** Brief **
Check the listing below for lines with the word "count" and say how many there are, with nothing but the number.

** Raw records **
Begin
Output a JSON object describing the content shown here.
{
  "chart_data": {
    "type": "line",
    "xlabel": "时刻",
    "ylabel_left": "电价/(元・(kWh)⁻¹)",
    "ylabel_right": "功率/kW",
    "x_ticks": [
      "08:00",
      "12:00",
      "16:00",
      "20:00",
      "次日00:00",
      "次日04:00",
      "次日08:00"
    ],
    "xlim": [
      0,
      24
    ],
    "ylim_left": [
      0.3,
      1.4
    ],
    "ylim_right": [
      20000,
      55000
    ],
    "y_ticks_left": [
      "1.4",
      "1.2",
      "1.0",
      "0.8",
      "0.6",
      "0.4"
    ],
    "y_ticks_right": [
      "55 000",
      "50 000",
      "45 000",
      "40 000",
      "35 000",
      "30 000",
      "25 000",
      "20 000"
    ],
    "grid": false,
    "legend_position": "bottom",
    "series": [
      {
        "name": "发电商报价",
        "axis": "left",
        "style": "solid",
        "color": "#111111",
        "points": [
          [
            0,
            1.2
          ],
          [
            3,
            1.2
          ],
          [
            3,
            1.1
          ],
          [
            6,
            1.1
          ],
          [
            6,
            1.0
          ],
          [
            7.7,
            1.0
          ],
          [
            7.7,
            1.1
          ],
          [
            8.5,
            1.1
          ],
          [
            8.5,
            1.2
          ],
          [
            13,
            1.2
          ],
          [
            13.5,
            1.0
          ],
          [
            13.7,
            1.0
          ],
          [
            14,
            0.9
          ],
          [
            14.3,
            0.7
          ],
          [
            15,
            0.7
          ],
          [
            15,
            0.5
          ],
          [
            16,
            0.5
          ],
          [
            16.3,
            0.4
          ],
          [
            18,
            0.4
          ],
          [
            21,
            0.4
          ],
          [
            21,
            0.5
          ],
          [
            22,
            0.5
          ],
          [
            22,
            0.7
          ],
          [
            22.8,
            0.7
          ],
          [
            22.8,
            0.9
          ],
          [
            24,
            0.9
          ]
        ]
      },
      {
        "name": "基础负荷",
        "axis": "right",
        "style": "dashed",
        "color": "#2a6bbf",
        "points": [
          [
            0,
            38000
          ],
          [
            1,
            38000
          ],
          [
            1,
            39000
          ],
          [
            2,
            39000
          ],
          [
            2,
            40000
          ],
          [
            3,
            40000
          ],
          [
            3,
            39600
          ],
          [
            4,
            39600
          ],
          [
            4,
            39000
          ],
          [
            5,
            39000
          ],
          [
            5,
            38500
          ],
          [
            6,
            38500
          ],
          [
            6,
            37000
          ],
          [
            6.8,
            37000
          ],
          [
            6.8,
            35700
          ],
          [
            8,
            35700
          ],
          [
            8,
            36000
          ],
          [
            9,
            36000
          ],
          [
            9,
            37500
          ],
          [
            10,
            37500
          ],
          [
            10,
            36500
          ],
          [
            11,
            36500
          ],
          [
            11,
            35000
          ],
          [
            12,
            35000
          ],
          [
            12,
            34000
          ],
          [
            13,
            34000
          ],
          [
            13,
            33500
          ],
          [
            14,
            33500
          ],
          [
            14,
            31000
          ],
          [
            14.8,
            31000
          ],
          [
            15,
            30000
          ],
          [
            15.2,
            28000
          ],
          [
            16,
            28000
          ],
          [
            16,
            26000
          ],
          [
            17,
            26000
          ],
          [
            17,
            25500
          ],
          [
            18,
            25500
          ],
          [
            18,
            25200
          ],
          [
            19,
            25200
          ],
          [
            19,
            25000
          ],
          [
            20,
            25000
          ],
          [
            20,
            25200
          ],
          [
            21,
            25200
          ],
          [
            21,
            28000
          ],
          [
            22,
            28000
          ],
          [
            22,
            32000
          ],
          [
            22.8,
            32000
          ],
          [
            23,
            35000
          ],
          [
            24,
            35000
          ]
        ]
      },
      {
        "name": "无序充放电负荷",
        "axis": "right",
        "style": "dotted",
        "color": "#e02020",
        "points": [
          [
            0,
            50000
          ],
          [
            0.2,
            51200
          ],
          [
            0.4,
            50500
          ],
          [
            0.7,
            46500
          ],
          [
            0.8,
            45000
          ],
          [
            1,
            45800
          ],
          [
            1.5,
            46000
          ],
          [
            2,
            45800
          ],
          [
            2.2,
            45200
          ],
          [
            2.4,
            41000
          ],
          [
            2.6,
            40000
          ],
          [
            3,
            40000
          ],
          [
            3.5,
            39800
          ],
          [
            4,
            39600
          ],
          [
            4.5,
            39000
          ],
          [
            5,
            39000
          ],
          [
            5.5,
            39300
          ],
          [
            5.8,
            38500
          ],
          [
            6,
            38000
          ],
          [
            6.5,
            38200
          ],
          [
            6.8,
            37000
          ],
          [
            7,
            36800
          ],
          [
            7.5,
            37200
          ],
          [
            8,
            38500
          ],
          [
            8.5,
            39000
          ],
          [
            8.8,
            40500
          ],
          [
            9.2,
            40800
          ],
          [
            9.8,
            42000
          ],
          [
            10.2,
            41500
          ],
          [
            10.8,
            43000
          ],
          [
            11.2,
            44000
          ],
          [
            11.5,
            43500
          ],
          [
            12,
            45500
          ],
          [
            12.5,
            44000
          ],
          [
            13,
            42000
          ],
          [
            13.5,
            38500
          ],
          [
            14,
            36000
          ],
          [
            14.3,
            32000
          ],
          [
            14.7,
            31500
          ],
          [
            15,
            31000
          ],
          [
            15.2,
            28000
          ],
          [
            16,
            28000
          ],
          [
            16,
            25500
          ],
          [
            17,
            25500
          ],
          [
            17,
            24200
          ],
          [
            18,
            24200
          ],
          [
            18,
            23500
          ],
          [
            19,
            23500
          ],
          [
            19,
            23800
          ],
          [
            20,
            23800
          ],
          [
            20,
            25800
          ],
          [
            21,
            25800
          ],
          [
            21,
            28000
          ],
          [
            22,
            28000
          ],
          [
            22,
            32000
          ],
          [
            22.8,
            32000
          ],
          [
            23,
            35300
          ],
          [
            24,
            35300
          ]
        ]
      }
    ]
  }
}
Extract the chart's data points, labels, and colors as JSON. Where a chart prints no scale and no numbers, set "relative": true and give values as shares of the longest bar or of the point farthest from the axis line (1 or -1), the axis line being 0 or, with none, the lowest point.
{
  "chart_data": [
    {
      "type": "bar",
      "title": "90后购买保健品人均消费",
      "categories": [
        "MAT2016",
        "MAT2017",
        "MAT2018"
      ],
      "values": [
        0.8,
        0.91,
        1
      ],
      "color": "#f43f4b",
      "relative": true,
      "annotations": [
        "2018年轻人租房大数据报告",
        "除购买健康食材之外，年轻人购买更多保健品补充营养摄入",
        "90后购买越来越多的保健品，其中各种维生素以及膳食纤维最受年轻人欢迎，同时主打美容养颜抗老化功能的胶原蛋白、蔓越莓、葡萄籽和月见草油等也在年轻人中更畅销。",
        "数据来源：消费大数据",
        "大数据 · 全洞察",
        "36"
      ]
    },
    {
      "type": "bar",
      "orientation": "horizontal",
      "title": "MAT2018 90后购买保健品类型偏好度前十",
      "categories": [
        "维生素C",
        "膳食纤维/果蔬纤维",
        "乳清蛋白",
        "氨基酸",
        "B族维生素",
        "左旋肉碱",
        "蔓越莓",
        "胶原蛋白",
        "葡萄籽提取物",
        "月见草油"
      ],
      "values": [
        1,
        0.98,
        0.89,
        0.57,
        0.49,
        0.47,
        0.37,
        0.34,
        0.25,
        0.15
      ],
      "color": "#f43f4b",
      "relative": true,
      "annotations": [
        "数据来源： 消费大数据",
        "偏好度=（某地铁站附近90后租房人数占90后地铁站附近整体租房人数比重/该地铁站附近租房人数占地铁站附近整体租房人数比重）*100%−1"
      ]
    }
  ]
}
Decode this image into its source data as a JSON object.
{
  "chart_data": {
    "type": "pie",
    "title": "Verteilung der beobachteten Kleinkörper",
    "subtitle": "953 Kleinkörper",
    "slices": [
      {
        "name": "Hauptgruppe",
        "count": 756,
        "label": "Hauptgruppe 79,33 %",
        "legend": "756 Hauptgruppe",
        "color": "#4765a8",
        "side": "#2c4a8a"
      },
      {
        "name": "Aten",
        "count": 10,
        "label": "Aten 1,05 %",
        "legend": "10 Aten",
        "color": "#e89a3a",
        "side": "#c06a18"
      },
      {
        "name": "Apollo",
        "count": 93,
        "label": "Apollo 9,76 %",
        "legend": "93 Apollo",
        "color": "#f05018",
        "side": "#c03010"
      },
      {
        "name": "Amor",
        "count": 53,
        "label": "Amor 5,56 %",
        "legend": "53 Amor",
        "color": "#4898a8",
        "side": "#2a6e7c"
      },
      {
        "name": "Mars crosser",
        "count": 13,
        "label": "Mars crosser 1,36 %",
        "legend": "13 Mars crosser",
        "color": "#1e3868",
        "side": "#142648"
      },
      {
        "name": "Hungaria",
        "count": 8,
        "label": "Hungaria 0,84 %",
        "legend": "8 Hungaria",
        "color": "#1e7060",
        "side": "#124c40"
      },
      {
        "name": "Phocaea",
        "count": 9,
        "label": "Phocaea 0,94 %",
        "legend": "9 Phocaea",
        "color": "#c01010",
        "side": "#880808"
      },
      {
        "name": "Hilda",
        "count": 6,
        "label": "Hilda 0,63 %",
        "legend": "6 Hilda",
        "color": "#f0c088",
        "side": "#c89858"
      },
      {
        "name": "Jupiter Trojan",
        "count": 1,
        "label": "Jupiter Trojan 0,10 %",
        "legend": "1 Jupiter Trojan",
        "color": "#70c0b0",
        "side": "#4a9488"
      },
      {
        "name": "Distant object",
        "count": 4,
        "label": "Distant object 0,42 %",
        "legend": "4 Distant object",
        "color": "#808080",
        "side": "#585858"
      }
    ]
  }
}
End
** Exercise response **
10